**Items from a dataset**.
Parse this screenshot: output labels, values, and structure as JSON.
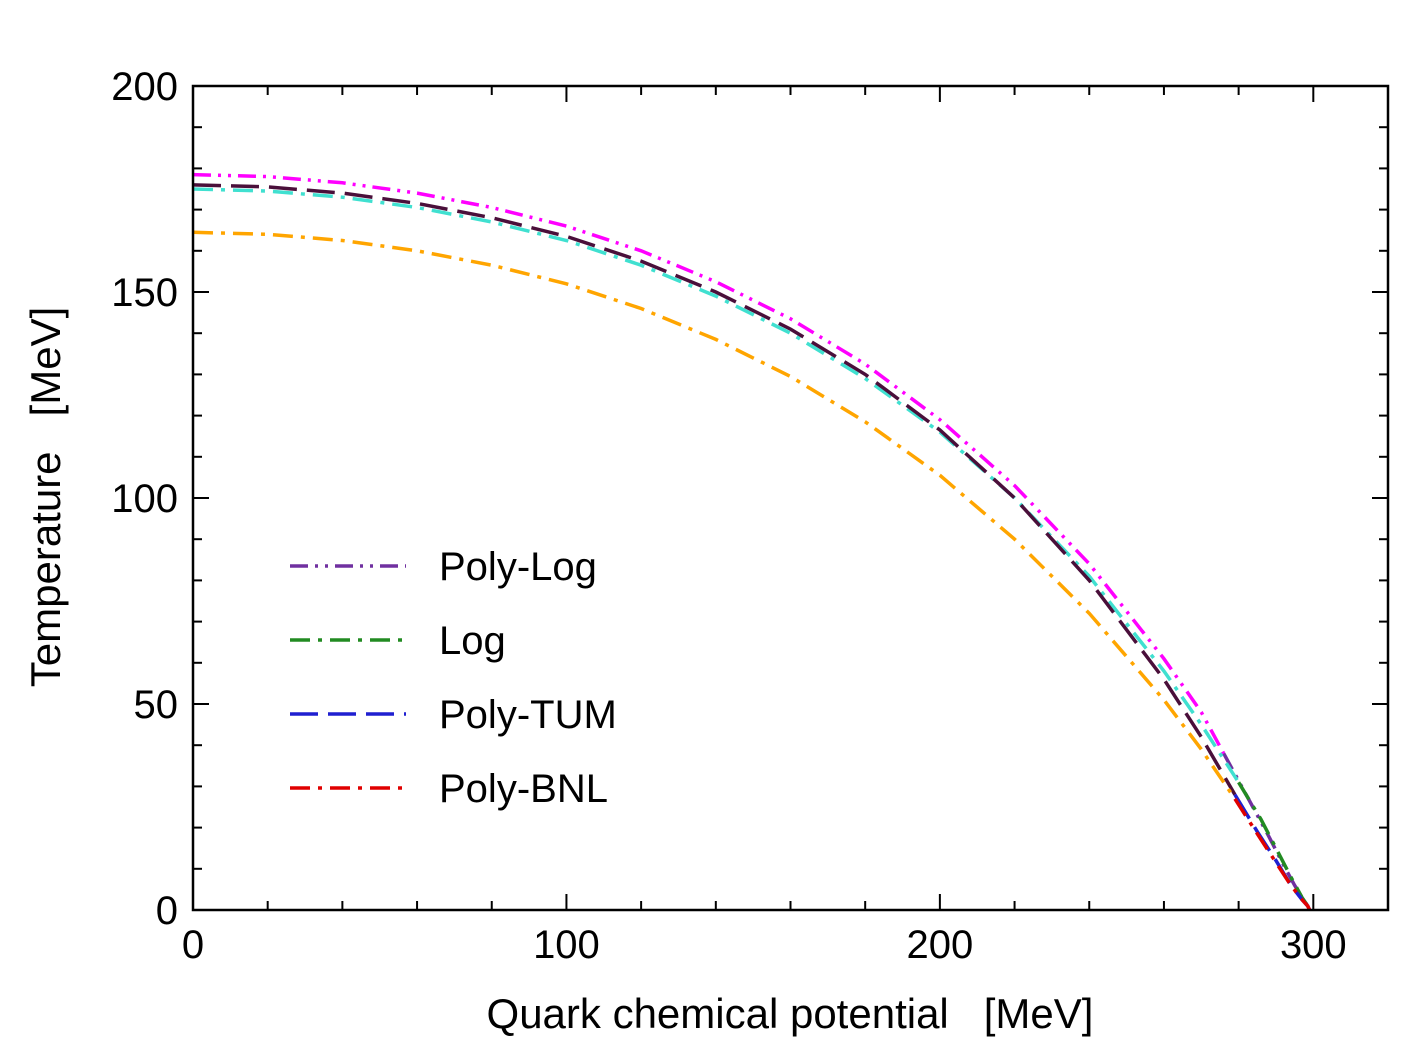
{
  "chart_data": {
    "type": "line",
    "title": "",
    "xlabel": "Quark chemical potential   [MeV]",
    "ylabel": "Temperature   [MeV]",
    "xlim": [
      0,
      320
    ],
    "ylim": [
      0,
      200
    ],
    "x_ticks": [
      0,
      100,
      200,
      300
    ],
    "y_ticks": [
      0,
      50,
      100,
      150,
      200
    ],
    "x_tick_labels": [
      "0",
      "100",
      "200",
      "300"
    ],
    "y_tick_labels": [
      "0",
      "50",
      "100",
      "150",
      "200"
    ],
    "legend_position": "lower-left",
    "series": [
      {
        "name": "Poly-Log",
        "style": "dash-dot-dot",
        "colors": [
          "#ff00ff",
          "#7030a0"
        ],
        "color_switch_x": 276,
        "x": [
          0,
          20,
          40,
          60,
          80,
          100,
          120,
          140,
          160,
          180,
          200,
          220,
          240,
          260,
          270,
          276,
          282,
          288,
          292,
          295,
          297,
          298.5,
          299
        ],
        "y": [
          178.5,
          178,
          176.5,
          174,
          170.5,
          166,
          160,
          152.5,
          143.5,
          132.5,
          119,
          103,
          84,
          61,
          48,
          38,
          28,
          18,
          11,
          6,
          3,
          1,
          0
        ]
      },
      {
        "name": "Log",
        "style": "dash-dot",
        "colors": [
          "#40e0d0",
          "#228b22"
        ],
        "color_switch_x": 280,
        "x": [
          0,
          20,
          40,
          60,
          80,
          100,
          120,
          140,
          160,
          180,
          200,
          220,
          240,
          260,
          270,
          280,
          286,
          290,
          294,
          297,
          298.5,
          299
        ],
        "y": [
          175,
          174.5,
          173,
          170.5,
          167,
          162.5,
          156.5,
          149,
          140,
          129,
          116,
          100,
          81,
          58,
          45,
          31,
          22,
          15,
          8,
          3,
          1,
          0
        ]
      },
      {
        "name": "Poly-TUM",
        "style": "long-dash",
        "colors": [
          "#4a0f3a",
          "#1f1fd0"
        ],
        "color_switch_x": 279,
        "x": [
          0,
          20,
          40,
          60,
          80,
          100,
          120,
          140,
          160,
          180,
          200,
          220,
          240,
          260,
          270,
          279,
          285,
          290,
          294,
          297,
          298.5,
          299
        ],
        "y": [
          176,
          175.5,
          174,
          171.5,
          168,
          163.5,
          157.5,
          150,
          141,
          130,
          116.5,
          100,
          80,
          56,
          42,
          28,
          19,
          12,
          6,
          2.5,
          1,
          0
        ]
      },
      {
        "name": "Poly-BNL",
        "style": "dash-dot",
        "colors": [
          "#ffa500",
          "#e00000"
        ],
        "color_switch_x": 279,
        "x": [
          0,
          20,
          40,
          60,
          80,
          100,
          120,
          140,
          160,
          180,
          200,
          220,
          240,
          260,
          270,
          279,
          285,
          290,
          294,
          297,
          298.5,
          299
        ],
        "y": [
          164.5,
          164,
          162.5,
          160,
          156.5,
          152,
          146,
          138.5,
          129.5,
          118.5,
          105.5,
          90,
          72,
          51,
          39,
          27,
          18.5,
          11.5,
          6,
          2.5,
          1,
          0
        ]
      }
    ]
  }
}
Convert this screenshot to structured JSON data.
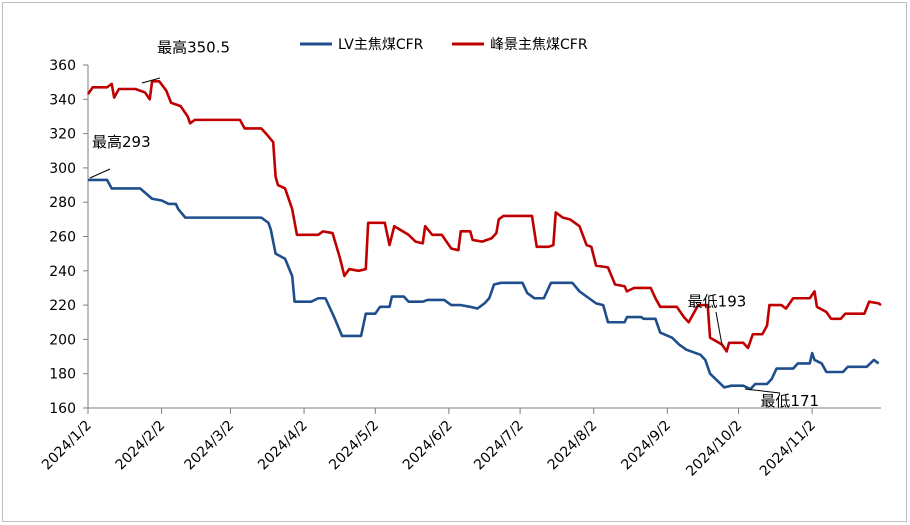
{
  "chart_data": {
    "type": "line",
    "title": "",
    "xlabel": "",
    "ylabel": "",
    "ylim": [
      160,
      360
    ],
    "yticks": [
      160,
      180,
      200,
      220,
      240,
      260,
      280,
      300,
      320,
      340,
      360
    ],
    "x_labels": [
      "2024/1/2",
      "2024/2/2",
      "2024/3/2",
      "2024/4/2",
      "2024/5/2",
      "2024/6/2",
      "2024/7/2",
      "2024/8/2",
      "2024/9/2",
      "2024/10/2",
      "2024/11/2"
    ],
    "legend": {
      "position": "top-center"
    },
    "grid": false,
    "series": [
      {
        "name": "LV主焦煤CFR",
        "color": "#1F4E8C",
        "points": [
          [
            "2024-01-02",
            293
          ],
          [
            "2024-01-10",
            293
          ],
          [
            "2024-01-12",
            288
          ],
          [
            "2024-01-24",
            288
          ],
          [
            "2024-01-29",
            282
          ],
          [
            "2024-02-02",
            281
          ],
          [
            "2024-02-05",
            279
          ],
          [
            "2024-02-08",
            279
          ],
          [
            "2024-02-09",
            276
          ],
          [
            "2024-02-12",
            271
          ],
          [
            "2024-03-01",
            271
          ],
          [
            "2024-03-08",
            271
          ],
          [
            "2024-03-15",
            271
          ],
          [
            "2024-03-18",
            268
          ],
          [
            "2024-03-19",
            264
          ],
          [
            "2024-03-21",
            250
          ],
          [
            "2024-03-25",
            247
          ],
          [
            "2024-03-28",
            237
          ],
          [
            "2024-03-29",
            222
          ],
          [
            "2024-04-05",
            222
          ],
          [
            "2024-04-08",
            224
          ],
          [
            "2024-04-11",
            224
          ],
          [
            "2024-04-15",
            212
          ],
          [
            "2024-04-18",
            202
          ],
          [
            "2024-04-26",
            202
          ],
          [
            "2024-04-28",
            215
          ],
          [
            "2024-05-02",
            215
          ],
          [
            "2024-05-04",
            219
          ],
          [
            "2024-05-08",
            219
          ],
          [
            "2024-05-09",
            225
          ],
          [
            "2024-05-14",
            225
          ],
          [
            "2024-05-16",
            222
          ],
          [
            "2024-05-22",
            222
          ],
          [
            "2024-05-24",
            223
          ],
          [
            "2024-05-31",
            223
          ],
          [
            "2024-06-03",
            220
          ],
          [
            "2024-06-07",
            220
          ],
          [
            "2024-06-11",
            219
          ],
          [
            "2024-06-14",
            218
          ],
          [
            "2024-06-17",
            221
          ],
          [
            "2024-06-19",
            224
          ],
          [
            "2024-06-21",
            232
          ],
          [
            "2024-06-24",
            233
          ],
          [
            "2024-07-03",
            233
          ],
          [
            "2024-07-05",
            227
          ],
          [
            "2024-07-08",
            224
          ],
          [
            "2024-07-12",
            224
          ],
          [
            "2024-07-15",
            233
          ],
          [
            "2024-07-24",
            233
          ],
          [
            "2024-07-27",
            228
          ],
          [
            "2024-08-03",
            221
          ],
          [
            "2024-08-06",
            220
          ],
          [
            "2024-08-08",
            210
          ],
          [
            "2024-08-15",
            210
          ],
          [
            "2024-08-16",
            213
          ],
          [
            "2024-08-22",
            213
          ],
          [
            "2024-08-23",
            212
          ],
          [
            "2024-08-28",
            212
          ],
          [
            "2024-08-30",
            204
          ],
          [
            "2024-09-04",
            201
          ],
          [
            "2024-09-07",
            197
          ],
          [
            "2024-09-10",
            194
          ],
          [
            "2024-09-16",
            191
          ],
          [
            "2024-09-18",
            188
          ],
          [
            "2024-09-20",
            180
          ],
          [
            "2024-09-23",
            176
          ],
          [
            "2024-09-26",
            172
          ],
          [
            "2024-09-29",
            173
          ],
          [
            "2024-10-04",
            173
          ],
          [
            "2024-10-07",
            171
          ],
          [
            "2024-10-09",
            174
          ],
          [
            "2024-10-14",
            174
          ],
          [
            "2024-10-16",
            177
          ],
          [
            "2024-10-18",
            183
          ],
          [
            "2024-10-25",
            183
          ],
          [
            "2024-10-27",
            186
          ],
          [
            "2024-11-01",
            186
          ],
          [
            "2024-11-02",
            192
          ],
          [
            "2024-11-03",
            188
          ],
          [
            "2024-11-06",
            186
          ],
          [
            "2024-11-08",
            181
          ],
          [
            "2024-11-15",
            181
          ],
          [
            "2024-11-17",
            184
          ],
          [
            "2024-11-25",
            184
          ],
          [
            "2024-11-28",
            188
          ],
          [
            "2024-11-30",
            186
          ]
        ]
      },
      {
        "name": "峰景主焦煤CFR",
        "color": "#C00000",
        "points": [
          [
            "2024-01-02",
            343
          ],
          [
            "2024-01-04",
            347
          ],
          [
            "2024-01-10",
            347
          ],
          [
            "2024-01-12",
            349
          ],
          [
            "2024-01-13",
            341
          ],
          [
            "2024-01-15",
            346
          ],
          [
            "2024-01-22",
            346
          ],
          [
            "2024-01-26",
            344
          ],
          [
            "2024-01-28",
            340
          ],
          [
            "2024-01-29",
            350.5
          ],
          [
            "2024-02-01",
            350.5
          ],
          [
            "2024-02-04",
            345
          ],
          [
            "2024-02-06",
            338
          ],
          [
            "2024-02-10",
            336
          ],
          [
            "2024-02-13",
            330
          ],
          [
            "2024-02-14",
            326
          ],
          [
            "2024-02-16",
            328
          ],
          [
            "2024-03-01",
            328
          ],
          [
            "2024-03-06",
            328
          ],
          [
            "2024-03-08",
            323
          ],
          [
            "2024-03-15",
            323
          ],
          [
            "2024-03-17",
            320
          ],
          [
            "2024-03-20",
            315
          ],
          [
            "2024-03-21",
            295
          ],
          [
            "2024-03-22",
            290
          ],
          [
            "2024-03-25",
            288
          ],
          [
            "2024-03-28",
            276
          ],
          [
            "2024-03-30",
            261
          ],
          [
            "2024-04-08",
            261
          ],
          [
            "2024-04-10",
            263
          ],
          [
            "2024-04-14",
            262
          ],
          [
            "2024-04-17",
            248
          ],
          [
            "2024-04-19",
            237
          ],
          [
            "2024-04-21",
            241
          ],
          [
            "2024-04-25",
            240
          ],
          [
            "2024-04-28",
            241
          ],
          [
            "2024-04-29",
            268
          ],
          [
            "2024-05-06",
            268
          ],
          [
            "2024-05-08",
            255
          ],
          [
            "2024-05-10",
            266
          ],
          [
            "2024-05-16",
            261
          ],
          [
            "2024-05-19",
            257
          ],
          [
            "2024-05-22",
            256
          ],
          [
            "2024-05-23",
            266
          ],
          [
            "2024-05-26",
            261
          ],
          [
            "2024-05-30",
            261
          ],
          [
            "2024-06-03",
            253
          ],
          [
            "2024-06-06",
            252
          ],
          [
            "2024-06-07",
            263
          ],
          [
            "2024-06-11",
            263
          ],
          [
            "2024-06-12",
            258
          ],
          [
            "2024-06-16",
            257
          ],
          [
            "2024-06-20",
            259
          ],
          [
            "2024-06-22",
            262
          ],
          [
            "2024-06-23",
            270
          ],
          [
            "2024-06-25",
            272
          ],
          [
            "2024-07-07",
            272
          ],
          [
            "2024-07-09",
            254
          ],
          [
            "2024-07-14",
            254
          ],
          [
            "2024-07-16",
            255
          ],
          [
            "2024-07-17",
            274
          ],
          [
            "2024-07-20",
            271
          ],
          [
            "2024-07-23",
            270
          ],
          [
            "2024-07-27",
            266
          ],
          [
            "2024-07-30",
            255
          ],
          [
            "2024-08-01",
            254
          ],
          [
            "2024-08-03",
            243
          ],
          [
            "2024-08-08",
            242
          ],
          [
            "2024-08-11",
            232
          ],
          [
            "2024-08-15",
            231
          ],
          [
            "2024-08-16",
            228
          ],
          [
            "2024-08-19",
            230
          ],
          [
            "2024-08-26",
            230
          ],
          [
            "2024-08-28",
            224
          ],
          [
            "2024-08-30",
            219
          ],
          [
            "2024-09-06",
            219
          ],
          [
            "2024-09-09",
            213
          ],
          [
            "2024-09-11",
            210
          ],
          [
            "2024-09-15",
            220
          ],
          [
            "2024-09-19",
            220
          ],
          [
            "2024-09-20",
            201
          ],
          [
            "2024-09-25",
            197
          ],
          [
            "2024-09-27",
            193
          ],
          [
            "2024-09-28",
            198
          ],
          [
            "2024-10-04",
            198
          ],
          [
            "2024-10-06",
            195
          ],
          [
            "2024-10-08",
            203
          ],
          [
            "2024-10-12",
            203
          ],
          [
            "2024-10-14",
            208
          ],
          [
            "2024-10-15",
            220
          ],
          [
            "2024-10-20",
            220
          ],
          [
            "2024-10-22",
            218
          ],
          [
            "2024-10-25",
            224
          ],
          [
            "2024-11-01",
            224
          ],
          [
            "2024-11-03",
            228
          ],
          [
            "2024-11-04",
            219
          ],
          [
            "2024-11-08",
            216
          ],
          [
            "2024-11-10",
            212
          ],
          [
            "2024-11-14",
            212
          ],
          [
            "2024-11-16",
            215
          ],
          [
            "2024-11-24",
            215
          ],
          [
            "2024-11-26",
            222
          ],
          [
            "2024-11-30",
            221
          ],
          [
            "2024-12-01",
            220
          ]
        ]
      }
    ],
    "annotations": [
      {
        "text": "最高293",
        "series": 0,
        "x": "2024-01-02",
        "y": 293
      },
      {
        "text": "最高350.5",
        "series": 1,
        "x": "2024-01-29",
        "y": 350.5
      },
      {
        "text": "最低193",
        "series": 1,
        "x": "2024-09-27",
        "y": 193
      },
      {
        "text": "最低171",
        "series": 0,
        "x": "2024-10-07",
        "y": 171
      }
    ]
  }
}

**What to work on**.
Count up the lines in the listing that hold the word "name", and give that number only.

**Task output**.
6